Problem description => Repeat every line exactly, keeping the pictures out of the copy.

━━━━━━━━━━━━━━━━━━━━━━━━━━━━━━

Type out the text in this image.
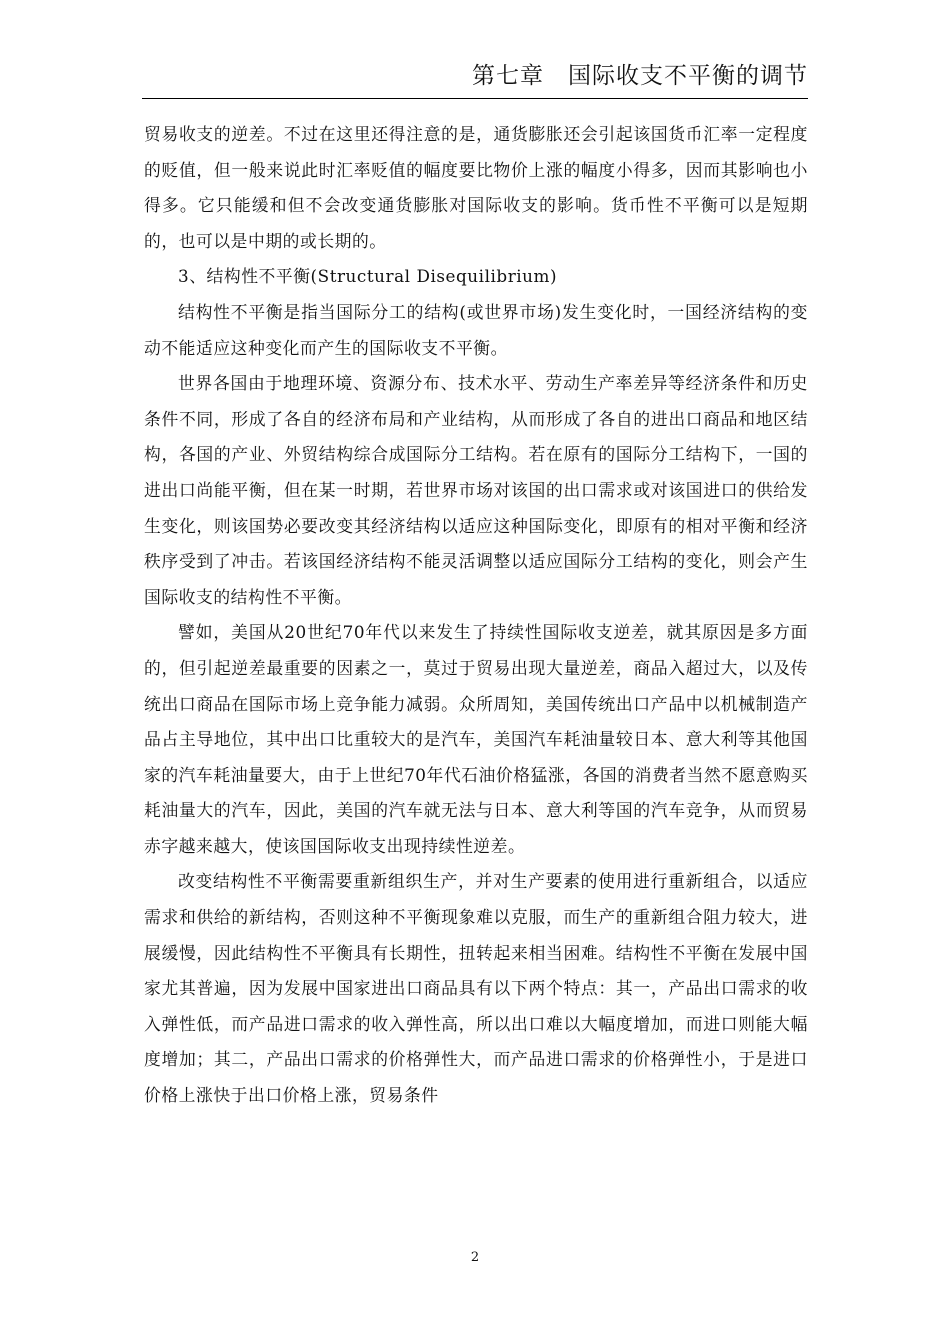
第七章　国际收支不平衡的调节

贸易收支的逆差。不过在这里还得注意的是，通货膨胀还会引起该国货币汇率一定程度的贬值，但一般来说此时汇率贬值的幅度要比物价上涨的幅度小得多，因而其影响也小得多。它只能缓和但不会改变通货膨胀对国际收支的影响。货币性不平衡可以是短期的，也可以是中期的或长期的。

3、结构性不平衡(Structural Disequilibrium)

结构性不平衡是指当国际分工的结构(或世界市场)发生变化时，一国经济结构的变动不能适应这种变化而产生的国际收支不平衡。

世界各国由于地理环境、资源分布、技术水平、劳动生产率差异等经济条件和历史条件不同，形成了各自的经济布局和产业结构，从而形成了各自的进出口商品和地区结构，各国的产业、外贸结构综合成国际分工结构。若在原有的国际分工结构下，一国的进出口尚能平衡，但在某一时期，若世界市场对该国的出口需求或对该国进口的供给发生变化，则该国势必要改变其经济结构以适应这种国际变化，即原有的相对平衡和经济秩序受到了冲击。若该国经济结构不能灵活调整以适应国际分工结构的变化，则会产生国际收支的结构性不平衡。

譬如，美国从20世纪70年代以来发生了持续性国际收支逆差，就其原因是多方面的，但引起逆差最重要的因素之一，莫过于贸易出现大量逆差，商品入超过大，以及传统出口商品在国际市场上竞争能力减弱。众所周知，美国传统出口产品中以机械制造产品占主导地位，其中出口比重较大的是汽车，美国汽车耗油量较日本、意大利等其他国家的汽车耗油量要大，由于上世纪70年代石油价格猛涨，各国的消费者当然不愿意购买耗油量大的汽车，因此，美国的汽车就无法与日本、意大利等国的汽车竞争，从而贸易赤字越来越大，使该国国际收支出现持续性逆差。

改变结构性不平衡需要重新组织生产，并对生产要素的使用进行重新组合，以适应需求和供给的新结构，否则这种不平衡现象难以克服，而生产的重新组合阻力较大，进展缓慢，因此结构性不平衡具有长期性，扭转起来相当困难。结构性不平衡在发展中国家尤其普遍，因为发展中国家进出口商品具有以下两个特点：其一，产品出口需求的收入弹性低，而产品进口需求的收入弹性高，所以出口难以大幅度增加，而进口则能大幅度增加；其二，产品出口需求的价格弹性大，而产品进口需求的价格弹性小，于是进口价格上涨快于出口价格上涨，贸易条件

2
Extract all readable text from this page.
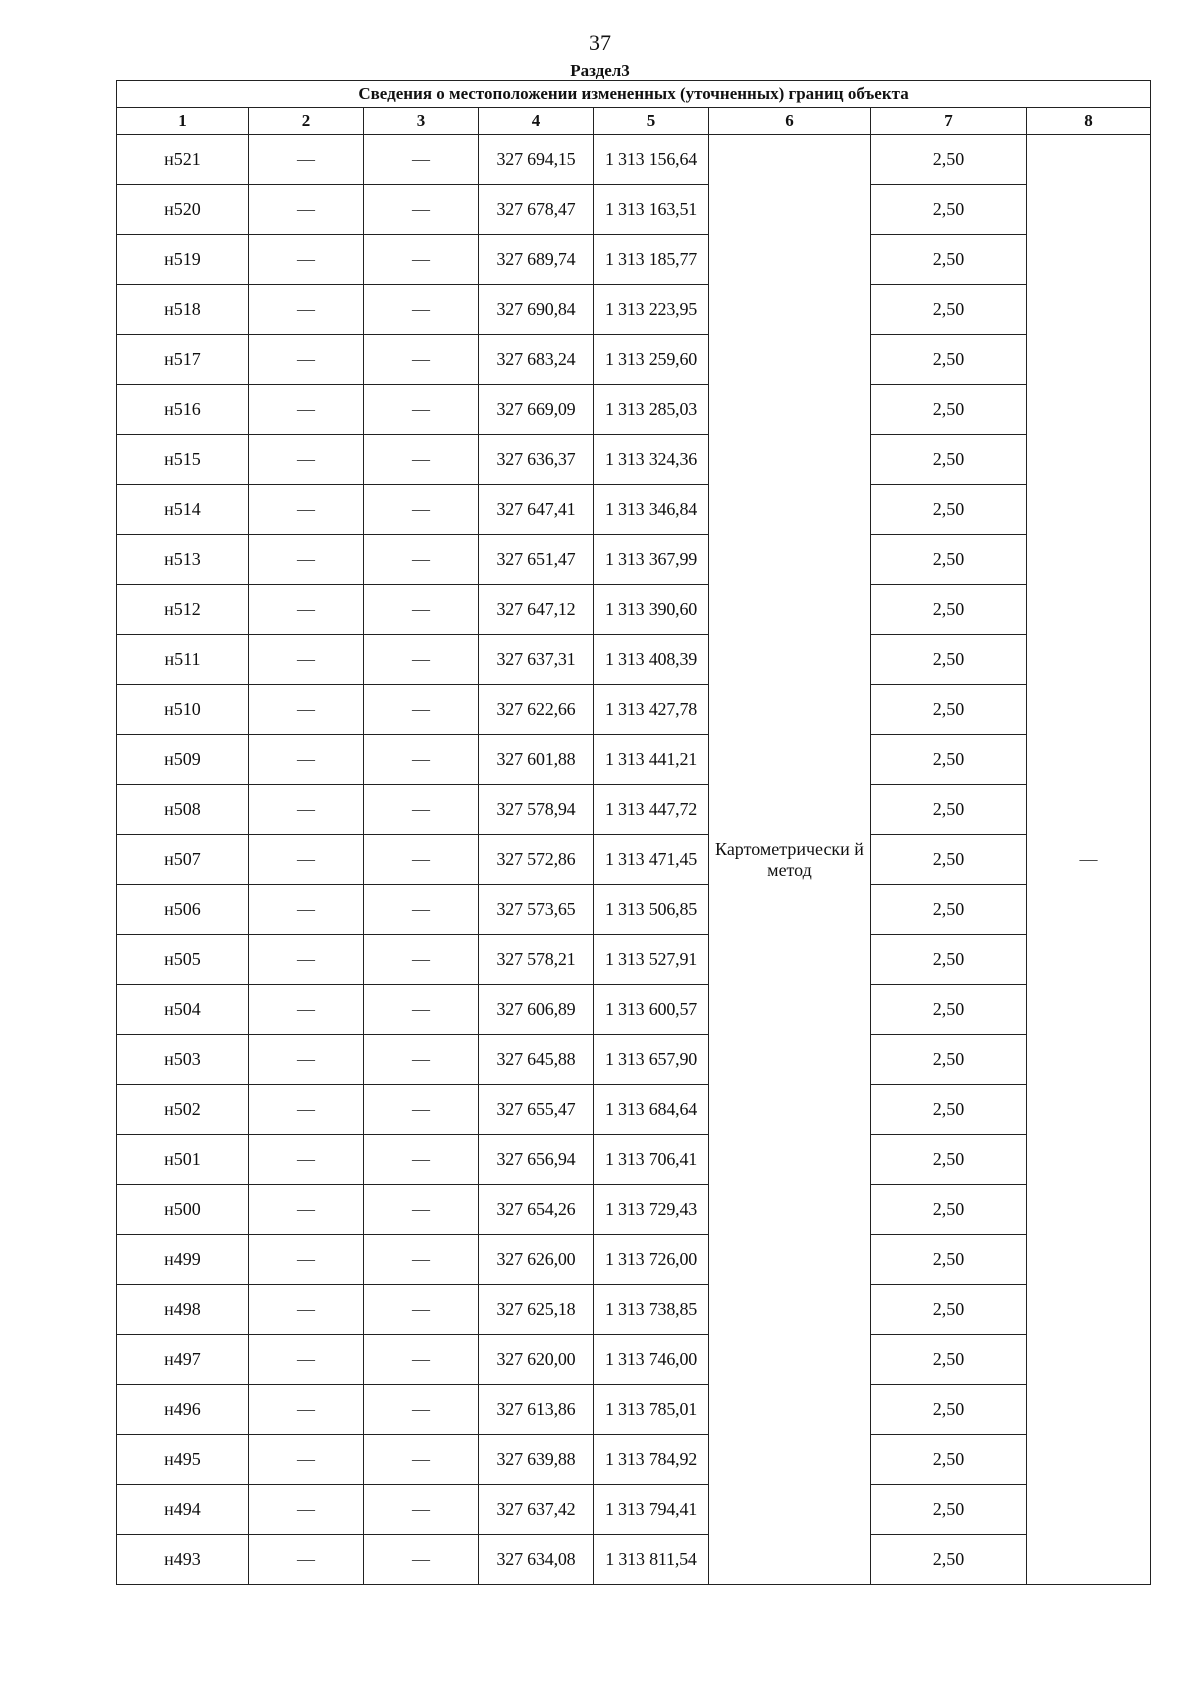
37
Раздел3
Сведения о местоположении измененных (уточненных) границ объекта							
1	2	3	4	5	6	7	8
н521	—	—	327 694,15	1 313 156,64	Картометрически й метод	2,50	—
н520	—	—	327 678,47	1 313 163,51		2,50	
н519	—	—	327 689,74	1 313 185,77		2,50	
н518	—	—	327 690,84	1 313 223,95		2,50	
н517	—	—	327 683,24	1 313 259,60		2,50	
н516	—	—	327 669,09	1 313 285,03		2,50	
н515	—	—	327 636,37	1 313 324,36		2,50	
н514	—	—	327 647,41	1 313 346,84		2,50	
н513	—	—	327 651,47	1 313 367,99		2,50	
н512	—	—	327 647,12	1 313 390,60		2,50	
н511	—	—	327 637,31	1 313 408,39		2,50	
н510	—	—	327 622,66	1 313 427,78		2,50	
н509	—	—	327 601,88	1 313 441,21		2,50	
н508	—	—	327 578,94	1 313 447,72		2,50	
н507	—	—	327 572,86	1 313 471,45		2,50	
н506	—	—	327 573,65	1 313 506,85		2,50	
н505	—	—	327 578,21	1 313 527,91		2,50	
н504	—	—	327 606,89	1 313 600,57		2,50	
н503	—	—	327 645,88	1 313 657,90		2,50	
н502	—	—	327 655,47	1 313 684,64		2,50	
н501	—	—	327 656,94	1 313 706,41		2,50	
н500	—	—	327 654,26	1 313 729,43		2,50	
н499	—	—	327 626,00	1 313 726,00		2,50	
н498	—	—	327 625,18	1 313 738,85		2,50	
н497	—	—	327 620,00	1 313 746,00		2,50	
н496	—	—	327 613,86	1 313 785,01		2,50	
н495	—	—	327 639,88	1 313 784,92		2,50	
н494	—	—	327 637,42	1 313 794,41		2,50	
н493	—	—	327 634,08	1 313 811,54		2,50	
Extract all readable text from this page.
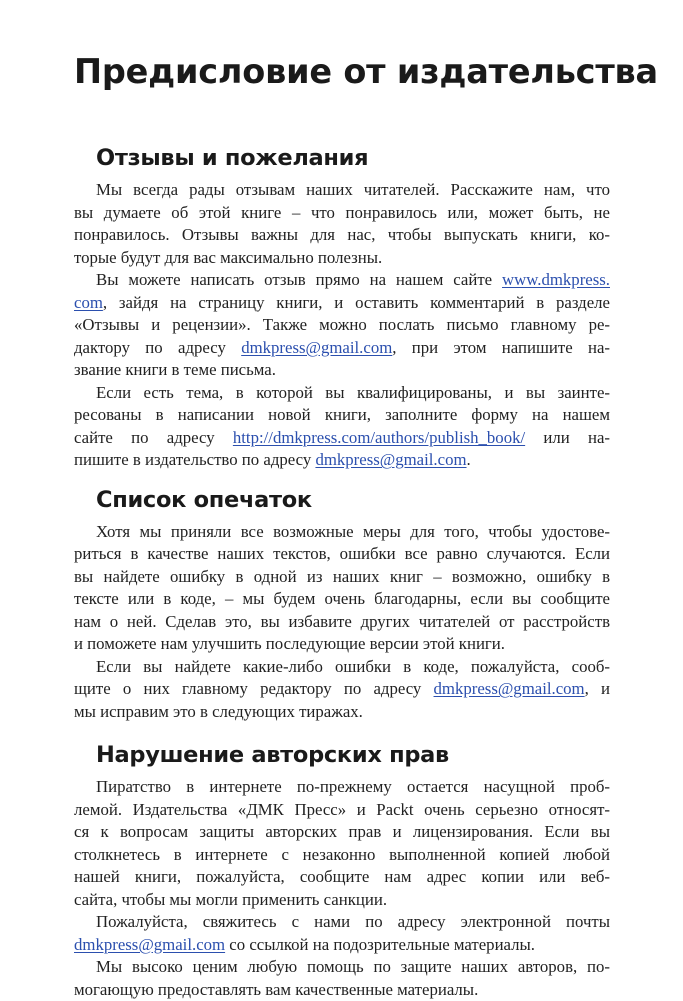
Предисловие от издательства
Отзывы и пожелания
Мы всегда рады отзывам наших читателей. Расскажите нам, что
вы думаете об этой книге – что понравилось или, может быть, не
понравилось. Отзывы важны для нас, чтобы выпускать книги, ко-
торые будут для вас максимально полезны.
Вы можете написать отзыв прямо на нашем сайте www.dmkpress.
com, зайдя на страницу книги, и оставить комментарий в разделе
«Отзывы и рецензии». Также можно послать письмо главному ре-
дактору по адресу dmkpress@gmail.com, при этом напишите на-
звание книги в теме письма.
Если есть тема, в которой вы квалифицированы, и вы заинте-
ресованы в написании новой книги, заполните форму на нашем
сайте по адресу http://dmkpress.com/authors/publish_book/ или на-
пишите в издательство по адресу dmkpress@gmail.com.
Список опечаток
Хотя мы приняли все возможные меры для того, чтобы удостове-
риться в качестве наших текстов, ошибки все равно случаются. Если
вы найдете ошибку в одной из наших книг – возможно, ошибку в
тексте или в коде, – мы будем очень благодарны, если вы сообщите
нам о ней. Сделав это, вы избавите других читателей от расстройств
и поможете нам улучшить последующие версии этой книги.
Если вы найдете какие-либо ошибки в коде, пожалуйста, сооб-
щите о них главному редактору по адресу dmkpress@gmail.com, и
мы исправим это в следующих тиражах.
Нарушение авторских прав
Пиратство в интернете по-прежнему остается насущной проб-
лемой. Издательства «ДМК Пресс» и Packt очень серьезно относят-
ся к вопросам защиты авторских прав и лицензирования. Если вы
столкнетесь в интернете с незаконно выполненной копией любой
нашей книги, пожалуйста, сообщите нам адрес копии или веб-
сайта, чтобы мы могли применить санкции.
Пожалуйста, свяжитесь с нами по адресу электронной почты
dmkpress@gmail.com со ссылкой на подозрительные материалы.
Мы высоко ценим любую помощь по защите наших авторов, по-
могающую предоставлять вам качественные материалы.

━━━━━━━━━━━━━━━━━━━━━━━━━━━━━━

Result of this task =>
Type out the text in this image.
第七章　国际收支不平衡的调节

贸易收支的逆差。不过在这里还得注意的是，通货膨胀还会引起该国货币汇率一定程度的贬值，但一般来说此时汇率贬值的幅度要比物价上涨的幅度小得多，因而其影响也小得多。它只能缓和但不会改变通货膨胀对国际收支的影响。货币性不平衡可以是短期的，也可以是中期的或长期的。

3、结构性不平衡(Structural Disequilibrium)

结构性不平衡是指当国际分工的结构(或世界市场)发生变化时，一国经济结构的变动不能适应这种变化而产生的国际收支不平衡。

世界各国由于地理环境、资源分布、技术水平、劳动生产率差异等经济条件和历史条件不同，形成了各自的经济布局和产业结构，从而形成了各自的进出口商品和地区结构，各国的产业、外贸结构综合成国际分工结构。若在原有的国际分工结构下，一国的进出口尚能平衡，但在某一时期，若世界市场对该国的出口需求或对该国进口的供给发生变化，则该国势必要改变其经济结构以适应这种国际变化，即原有的相对平衡和经济秩序受到了冲击。若该国经济结构不能灵活调整以适应国际分工结构的变化，则会产生国际收支的结构性不平衡。

譬如，美国从20世纪70年代以来发生了持续性国际收支逆差，就其原因是多方面的，但引起逆差最重要的因素之一，莫过于贸易出现大量逆差，商品入超过大，以及传统出口商品在国际市场上竞争能力减弱。众所周知，美国传统出口产品中以机械制造产品占主导地位，其中出口比重较大的是汽车，美国汽车耗油量较日本、意大利等其他国家的汽车耗油量要大，由于上世纪70年代石油价格猛涨，各国的消费者当然不愿意购买耗油量大的汽车，因此，美国的汽车就无法与日本、意大利等国的汽车竞争，从而贸易赤字越来越大，使该国国际收支出现持续性逆差。

改变结构性不平衡需要重新组织生产，并对生产要素的使用进行重新组合，以适应需求和供给的新结构，否则这种不平衡现象难以克服，而生产的重新组合阻力较大，进展缓慢，因此结构性不平衡具有长期性，扭转起来相当困难。结构性不平衡在发展中国家尤其普遍，因为发展中国家进出口商品具有以下两个特点：其一，产品出口需求的收入弹性低，而产品进口需求的收入弹性高，所以出口难以大幅度增加，而进口则能大幅度增加；其二，产品出口需求的价格弹性大，而产品进口需求的价格弹性小，于是进口价格上涨快于出口价格上涨，贸易条件

2
Extract all readable text from this page.
37
Раздел3
Сведения о местоположении измененных (уточненных) границ объекта							
1	2	3	4	5	6	7	8
н521	—	—	327 694,15	1 313 156,64	Картометрически й метод	2,50	—
н520	—	—	327 678,47	1 313 163,51		2,50	
н519	—	—	327 689,74	1 313 185,77		2,50	
н518	—	—	327 690,84	1 313 223,95		2,50	
н517	—	—	327 683,24	1 313 259,60		2,50	
н516	—	—	327 669,09	1 313 285,03		2,50	
н515	—	—	327 636,37	1 313 324,36		2,50	
н514	—	—	327 647,41	1 313 346,84		2,50	
н513	—	—	327 651,47	1 313 367,99		2,50	
н512	—	—	327 647,12	1 313 390,60		2,50	
н511	—	—	327 637,31	1 313 408,39		2,50	
н510	—	—	327 622,66	1 313 427,78		2,50	
н509	—	—	327 601,88	1 313 441,21		2,50	
н508	—	—	327 578,94	1 313 447,72		2,50	
н507	—	—	327 572,86	1 313 471,45		2,50	
н506	—	—	327 573,65	1 313 506,85		2,50	
н505	—	—	327 578,21	1 313 527,91		2,50	
н504	—	—	327 606,89	1 313 600,57		2,50	
н503	—	—	327 645,88	1 313 657,90		2,50	
н502	—	—	327 655,47	1 313 684,64		2,50	
н501	—	—	327 656,94	1 313 706,41		2,50	
н500	—	—	327 654,26	1 313 729,43		2,50	
н499	—	—	327 626,00	1 313 726,00		2,50	
н498	—	—	327 625,18	1 313 738,85		2,50	
н497	—	—	327 620,00	1 313 746,00		2,50	
н496	—	—	327 613,86	1 313 785,01		2,50	
н495	—	—	327 639,88	1 313 784,92		2,50	
н494	—	—	327 637,42	1 313 794,41		2,50	
н493	—	—	327 634,08	1 313 811,54		2,50	
Extract all readable text from this page.
Предисловие от издательства
Отзывы и пожелания
Мы всегда рады отзывам наших читателей. Расскажите нам, что
вы думаете об этой книге – что понравилось или, может быть, не
понравилось. Отзывы важны для нас, чтобы выпускать книги, ко-
торые будут для вас максимально полезны.
Вы можете написать отзыв прямо на нашем сайте www.dmkpress.
com, зайдя на страницу книги, и оставить комментарий в разделе
«Отзывы и рецензии». Также можно послать письмо главному ре-
дактору по адресу dmkpress@gmail.com, при этом напишите на-
звание книги в теме письма.
Если есть тема, в которой вы квалифицированы, и вы заинте-
ресованы в написании новой книги, заполните форму на нашем
сайте по адресу http://dmkpress.com/authors/publish_book/ или на-
пишите в издательство по адресу dmkpress@gmail.com.
Список опечаток
Хотя мы приняли все возможные меры для того, чтобы удостове-
риться в качестве наших текстов, ошибки все равно случаются. Если
вы найдете ошибку в одной из наших книг – возможно, ошибку в
тексте или в коде, – мы будем очень благодарны, если вы сообщите
нам о ней. Сделав это, вы избавите других читателей от расстройств
и поможете нам улучшить последующие версии этой книги.
Если вы найдете какие-либо ошибки в коде, пожалуйста, сооб-
щите о них главному редактору по адресу dmkpress@gmail.com, и
мы исправим это в следующих тиражах.
Нарушение авторских прав
Пиратство в интернете по-прежнему остается насущной проб-
лемой. Издательства «ДМК Пресс» и Packt очень серьезно относят-
ся к вопросам защиты авторских прав и лицензирования. Если вы
столкнетесь в интернете с незаконно выполненной копией любой
нашей книги, пожалуйста, сообщите нам адрес копии или веб-
сайта, чтобы мы могли применить санкции.
Пожалуйста, свяжитесь с нами по адресу электронной почты
dmkpress@gmail.com со ссылкой на подозрительные материалы.
Мы высоко ценим любую помощь по защите наших авторов, по-
могающую предоставлять вам качественные материалы.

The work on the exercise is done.